§ WHAT YOU HAVE TO DO
Looking at the listing beneath, work out how many lines hold "Saving" and report only that figure.

§ EXERCISE INPUTS
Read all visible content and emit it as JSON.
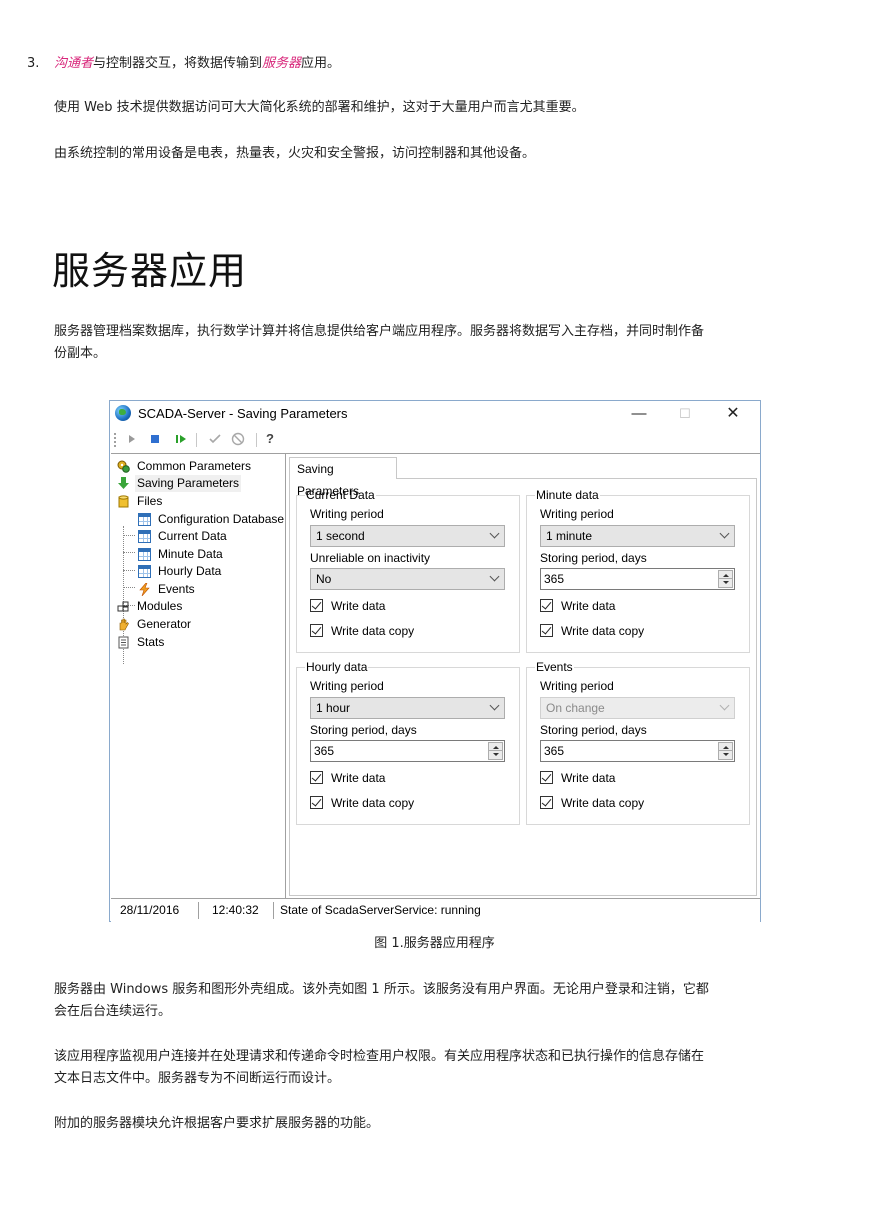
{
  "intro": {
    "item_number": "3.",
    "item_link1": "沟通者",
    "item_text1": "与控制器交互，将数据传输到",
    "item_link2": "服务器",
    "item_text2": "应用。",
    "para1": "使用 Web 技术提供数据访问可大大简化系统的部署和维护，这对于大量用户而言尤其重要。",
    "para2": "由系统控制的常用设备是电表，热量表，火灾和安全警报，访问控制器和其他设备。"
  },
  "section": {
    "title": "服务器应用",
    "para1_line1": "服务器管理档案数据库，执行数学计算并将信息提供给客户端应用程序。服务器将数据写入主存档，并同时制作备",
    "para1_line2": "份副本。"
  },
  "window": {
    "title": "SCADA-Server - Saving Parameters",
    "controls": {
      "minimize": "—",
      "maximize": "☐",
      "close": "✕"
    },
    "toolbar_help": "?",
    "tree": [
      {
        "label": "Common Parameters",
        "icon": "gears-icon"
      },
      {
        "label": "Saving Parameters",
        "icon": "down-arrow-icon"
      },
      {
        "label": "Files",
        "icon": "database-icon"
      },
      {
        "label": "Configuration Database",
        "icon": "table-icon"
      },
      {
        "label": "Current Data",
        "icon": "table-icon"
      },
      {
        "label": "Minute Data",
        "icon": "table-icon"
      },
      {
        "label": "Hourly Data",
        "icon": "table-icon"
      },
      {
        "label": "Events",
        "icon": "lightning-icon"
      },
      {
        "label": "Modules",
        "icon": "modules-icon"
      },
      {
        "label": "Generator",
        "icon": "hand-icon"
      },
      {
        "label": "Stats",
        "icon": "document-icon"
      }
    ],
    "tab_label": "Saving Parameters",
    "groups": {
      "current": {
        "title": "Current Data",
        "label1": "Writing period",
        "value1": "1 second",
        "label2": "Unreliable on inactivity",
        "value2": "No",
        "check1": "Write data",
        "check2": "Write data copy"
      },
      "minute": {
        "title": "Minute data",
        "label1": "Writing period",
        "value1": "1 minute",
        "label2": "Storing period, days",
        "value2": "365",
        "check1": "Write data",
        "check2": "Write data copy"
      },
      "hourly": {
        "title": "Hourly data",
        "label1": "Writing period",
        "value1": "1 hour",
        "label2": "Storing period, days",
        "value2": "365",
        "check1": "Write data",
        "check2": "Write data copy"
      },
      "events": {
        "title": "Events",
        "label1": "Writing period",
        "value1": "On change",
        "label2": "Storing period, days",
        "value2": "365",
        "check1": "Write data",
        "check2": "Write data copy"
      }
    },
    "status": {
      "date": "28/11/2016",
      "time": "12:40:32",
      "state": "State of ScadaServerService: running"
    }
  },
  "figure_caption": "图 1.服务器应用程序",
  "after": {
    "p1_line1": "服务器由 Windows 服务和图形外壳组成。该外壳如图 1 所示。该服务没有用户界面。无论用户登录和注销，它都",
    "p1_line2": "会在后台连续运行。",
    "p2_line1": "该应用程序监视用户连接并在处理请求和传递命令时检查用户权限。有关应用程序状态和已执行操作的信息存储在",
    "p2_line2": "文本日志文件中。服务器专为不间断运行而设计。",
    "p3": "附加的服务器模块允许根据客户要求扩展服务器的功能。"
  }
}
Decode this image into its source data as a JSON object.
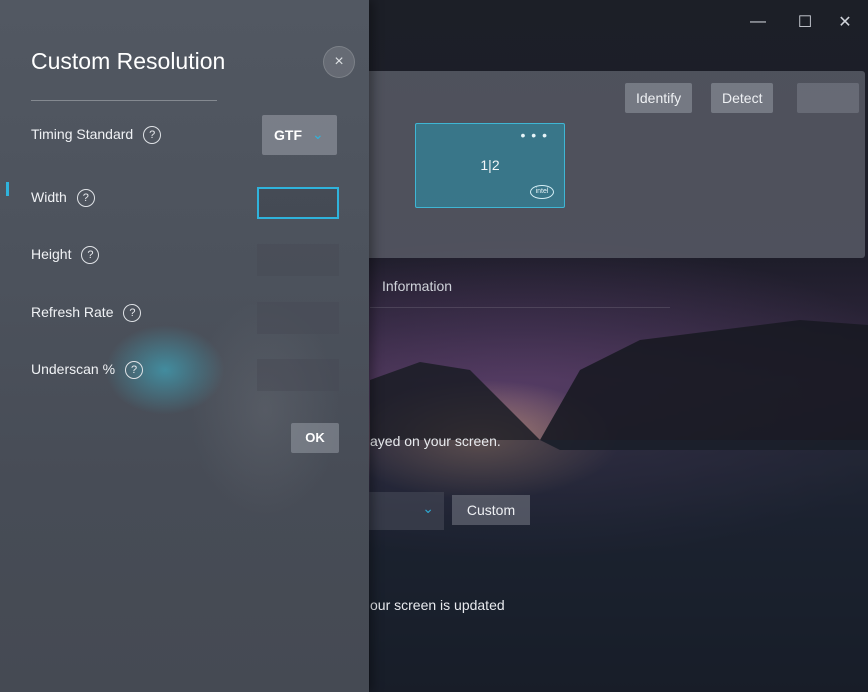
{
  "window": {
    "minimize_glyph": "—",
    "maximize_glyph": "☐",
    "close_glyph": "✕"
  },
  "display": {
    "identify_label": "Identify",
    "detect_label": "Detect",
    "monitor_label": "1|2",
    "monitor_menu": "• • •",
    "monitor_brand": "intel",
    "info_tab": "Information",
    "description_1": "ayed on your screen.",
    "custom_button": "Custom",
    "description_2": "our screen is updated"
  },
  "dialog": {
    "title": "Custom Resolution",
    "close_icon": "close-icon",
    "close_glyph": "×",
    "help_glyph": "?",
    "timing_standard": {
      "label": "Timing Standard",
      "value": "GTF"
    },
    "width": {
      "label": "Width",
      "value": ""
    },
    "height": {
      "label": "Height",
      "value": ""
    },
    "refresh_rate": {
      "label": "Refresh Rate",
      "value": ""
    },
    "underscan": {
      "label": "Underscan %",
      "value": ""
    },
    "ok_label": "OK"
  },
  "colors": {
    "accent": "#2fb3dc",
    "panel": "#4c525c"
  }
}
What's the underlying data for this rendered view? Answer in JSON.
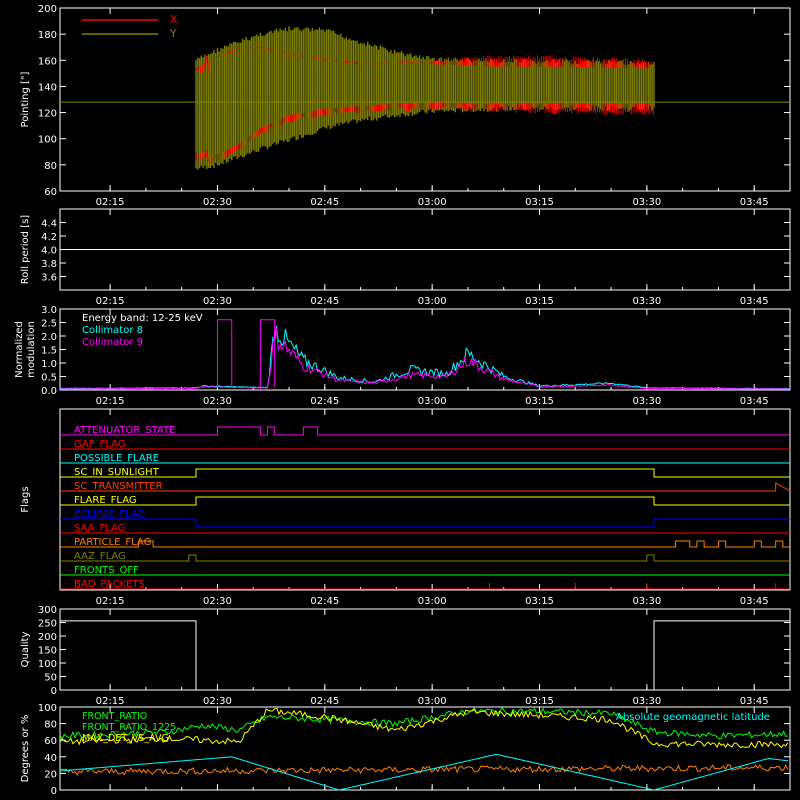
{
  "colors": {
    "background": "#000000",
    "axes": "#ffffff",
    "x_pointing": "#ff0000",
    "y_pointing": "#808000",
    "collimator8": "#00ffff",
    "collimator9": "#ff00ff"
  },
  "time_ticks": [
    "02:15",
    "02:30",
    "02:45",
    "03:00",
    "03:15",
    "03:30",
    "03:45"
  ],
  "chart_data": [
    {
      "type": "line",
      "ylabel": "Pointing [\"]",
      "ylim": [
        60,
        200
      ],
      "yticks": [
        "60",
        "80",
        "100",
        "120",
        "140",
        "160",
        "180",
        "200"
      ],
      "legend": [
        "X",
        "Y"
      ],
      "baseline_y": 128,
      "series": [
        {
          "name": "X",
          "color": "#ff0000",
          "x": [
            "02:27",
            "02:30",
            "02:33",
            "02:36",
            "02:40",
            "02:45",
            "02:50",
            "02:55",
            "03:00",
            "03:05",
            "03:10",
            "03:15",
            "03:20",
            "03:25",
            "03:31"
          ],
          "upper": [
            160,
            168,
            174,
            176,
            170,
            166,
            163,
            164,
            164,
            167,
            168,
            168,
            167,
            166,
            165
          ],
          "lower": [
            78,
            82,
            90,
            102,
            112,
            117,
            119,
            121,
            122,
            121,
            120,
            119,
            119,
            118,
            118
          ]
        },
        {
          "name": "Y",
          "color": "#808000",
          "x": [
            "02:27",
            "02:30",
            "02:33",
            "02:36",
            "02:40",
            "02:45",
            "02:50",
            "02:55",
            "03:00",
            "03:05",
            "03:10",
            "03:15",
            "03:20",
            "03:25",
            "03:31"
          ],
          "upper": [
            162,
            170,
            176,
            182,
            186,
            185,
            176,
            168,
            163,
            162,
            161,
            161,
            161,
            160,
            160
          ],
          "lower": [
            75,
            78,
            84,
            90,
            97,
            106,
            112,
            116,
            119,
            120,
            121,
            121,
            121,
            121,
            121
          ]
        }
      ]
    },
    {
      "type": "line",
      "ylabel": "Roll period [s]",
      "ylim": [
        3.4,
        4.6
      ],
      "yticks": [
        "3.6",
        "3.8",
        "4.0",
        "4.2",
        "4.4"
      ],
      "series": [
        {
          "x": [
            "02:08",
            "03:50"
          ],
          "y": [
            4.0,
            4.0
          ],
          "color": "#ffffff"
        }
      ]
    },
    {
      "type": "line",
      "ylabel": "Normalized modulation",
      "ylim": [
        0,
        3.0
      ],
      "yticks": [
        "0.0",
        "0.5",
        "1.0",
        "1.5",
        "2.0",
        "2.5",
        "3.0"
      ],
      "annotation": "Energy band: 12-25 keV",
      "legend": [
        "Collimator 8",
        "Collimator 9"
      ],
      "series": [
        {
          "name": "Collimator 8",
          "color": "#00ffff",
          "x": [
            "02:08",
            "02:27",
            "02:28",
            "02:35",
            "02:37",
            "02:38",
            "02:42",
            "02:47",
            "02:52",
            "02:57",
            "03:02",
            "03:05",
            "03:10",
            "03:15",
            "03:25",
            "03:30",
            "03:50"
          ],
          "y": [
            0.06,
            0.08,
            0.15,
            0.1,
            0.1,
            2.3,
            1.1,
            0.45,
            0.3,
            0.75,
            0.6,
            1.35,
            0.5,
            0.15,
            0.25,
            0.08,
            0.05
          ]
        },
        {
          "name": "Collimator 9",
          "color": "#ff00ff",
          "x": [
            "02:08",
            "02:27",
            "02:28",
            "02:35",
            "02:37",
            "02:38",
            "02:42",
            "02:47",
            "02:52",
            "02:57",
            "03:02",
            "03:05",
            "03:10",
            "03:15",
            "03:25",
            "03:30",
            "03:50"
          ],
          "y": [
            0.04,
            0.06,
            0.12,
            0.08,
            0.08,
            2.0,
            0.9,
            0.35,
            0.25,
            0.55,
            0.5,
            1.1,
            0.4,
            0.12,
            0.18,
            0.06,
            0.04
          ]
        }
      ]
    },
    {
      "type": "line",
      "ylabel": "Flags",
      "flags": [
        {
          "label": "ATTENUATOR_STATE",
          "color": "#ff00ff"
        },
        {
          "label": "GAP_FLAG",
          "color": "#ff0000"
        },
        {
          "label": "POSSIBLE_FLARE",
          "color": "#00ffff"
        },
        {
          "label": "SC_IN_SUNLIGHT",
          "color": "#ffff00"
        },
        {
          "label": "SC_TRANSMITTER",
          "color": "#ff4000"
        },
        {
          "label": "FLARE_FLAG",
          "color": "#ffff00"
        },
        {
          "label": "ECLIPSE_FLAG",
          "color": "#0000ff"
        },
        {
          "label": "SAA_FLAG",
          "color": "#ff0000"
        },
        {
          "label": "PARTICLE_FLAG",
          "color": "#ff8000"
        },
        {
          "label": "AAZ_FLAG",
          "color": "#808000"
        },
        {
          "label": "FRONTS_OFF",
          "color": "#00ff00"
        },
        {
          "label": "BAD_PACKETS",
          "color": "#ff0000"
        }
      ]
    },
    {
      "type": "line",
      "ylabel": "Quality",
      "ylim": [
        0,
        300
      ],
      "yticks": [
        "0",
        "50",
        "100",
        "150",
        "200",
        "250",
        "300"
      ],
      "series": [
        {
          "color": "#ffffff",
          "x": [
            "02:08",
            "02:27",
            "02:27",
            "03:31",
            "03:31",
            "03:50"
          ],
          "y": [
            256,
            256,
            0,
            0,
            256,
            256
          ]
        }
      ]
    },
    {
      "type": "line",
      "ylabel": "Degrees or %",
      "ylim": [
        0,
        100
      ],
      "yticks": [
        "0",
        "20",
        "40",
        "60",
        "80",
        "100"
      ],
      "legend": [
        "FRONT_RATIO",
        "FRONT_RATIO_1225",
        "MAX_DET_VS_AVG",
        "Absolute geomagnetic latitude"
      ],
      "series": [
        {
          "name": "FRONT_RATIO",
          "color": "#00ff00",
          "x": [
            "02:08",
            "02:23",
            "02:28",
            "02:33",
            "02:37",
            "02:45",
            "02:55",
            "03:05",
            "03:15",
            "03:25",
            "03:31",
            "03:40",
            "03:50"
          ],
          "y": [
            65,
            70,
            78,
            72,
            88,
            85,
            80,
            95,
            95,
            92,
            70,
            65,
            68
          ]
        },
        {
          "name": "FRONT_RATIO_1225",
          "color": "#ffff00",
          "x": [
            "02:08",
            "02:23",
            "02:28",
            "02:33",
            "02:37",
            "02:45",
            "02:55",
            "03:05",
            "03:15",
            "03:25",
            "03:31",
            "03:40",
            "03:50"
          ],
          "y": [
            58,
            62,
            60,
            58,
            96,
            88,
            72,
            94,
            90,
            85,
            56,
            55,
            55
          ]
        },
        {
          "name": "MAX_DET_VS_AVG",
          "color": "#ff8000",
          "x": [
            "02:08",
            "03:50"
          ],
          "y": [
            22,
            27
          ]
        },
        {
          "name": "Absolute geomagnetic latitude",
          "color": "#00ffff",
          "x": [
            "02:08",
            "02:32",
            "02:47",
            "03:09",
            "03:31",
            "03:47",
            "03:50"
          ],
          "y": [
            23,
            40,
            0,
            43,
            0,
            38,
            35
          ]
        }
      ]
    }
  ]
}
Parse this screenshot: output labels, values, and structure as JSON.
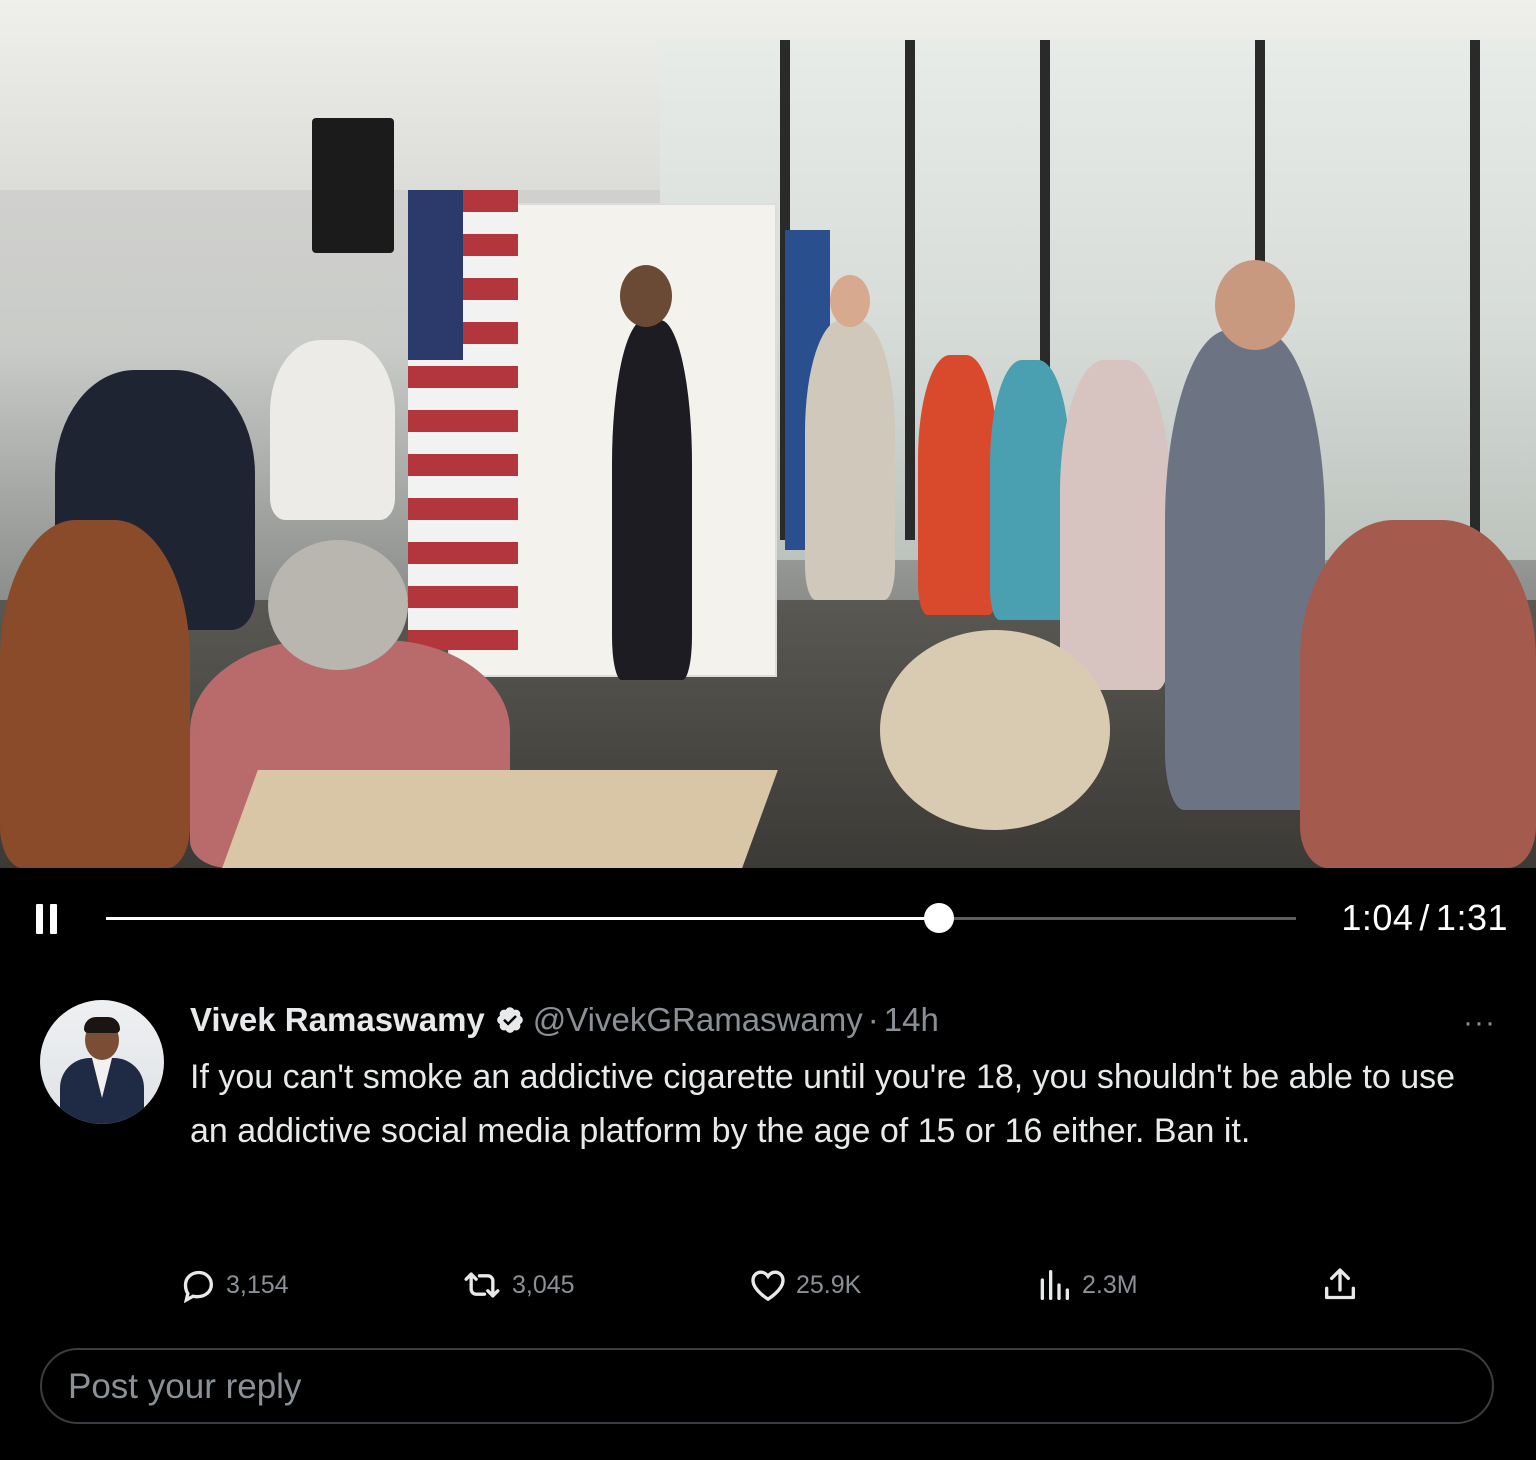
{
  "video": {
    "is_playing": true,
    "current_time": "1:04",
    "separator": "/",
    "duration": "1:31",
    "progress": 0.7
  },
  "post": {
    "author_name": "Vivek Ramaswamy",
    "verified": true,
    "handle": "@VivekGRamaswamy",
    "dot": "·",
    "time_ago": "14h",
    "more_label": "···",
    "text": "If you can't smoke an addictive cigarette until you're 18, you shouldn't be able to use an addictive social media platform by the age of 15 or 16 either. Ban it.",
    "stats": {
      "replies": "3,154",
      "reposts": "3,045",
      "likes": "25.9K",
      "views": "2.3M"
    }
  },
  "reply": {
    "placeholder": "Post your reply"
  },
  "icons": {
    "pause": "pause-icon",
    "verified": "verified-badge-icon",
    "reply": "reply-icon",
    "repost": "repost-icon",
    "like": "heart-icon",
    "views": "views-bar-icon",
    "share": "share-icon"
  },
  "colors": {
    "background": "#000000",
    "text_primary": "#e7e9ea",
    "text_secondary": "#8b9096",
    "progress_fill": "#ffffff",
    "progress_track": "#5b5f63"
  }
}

§ RESULT OF THIS EXERCISE
3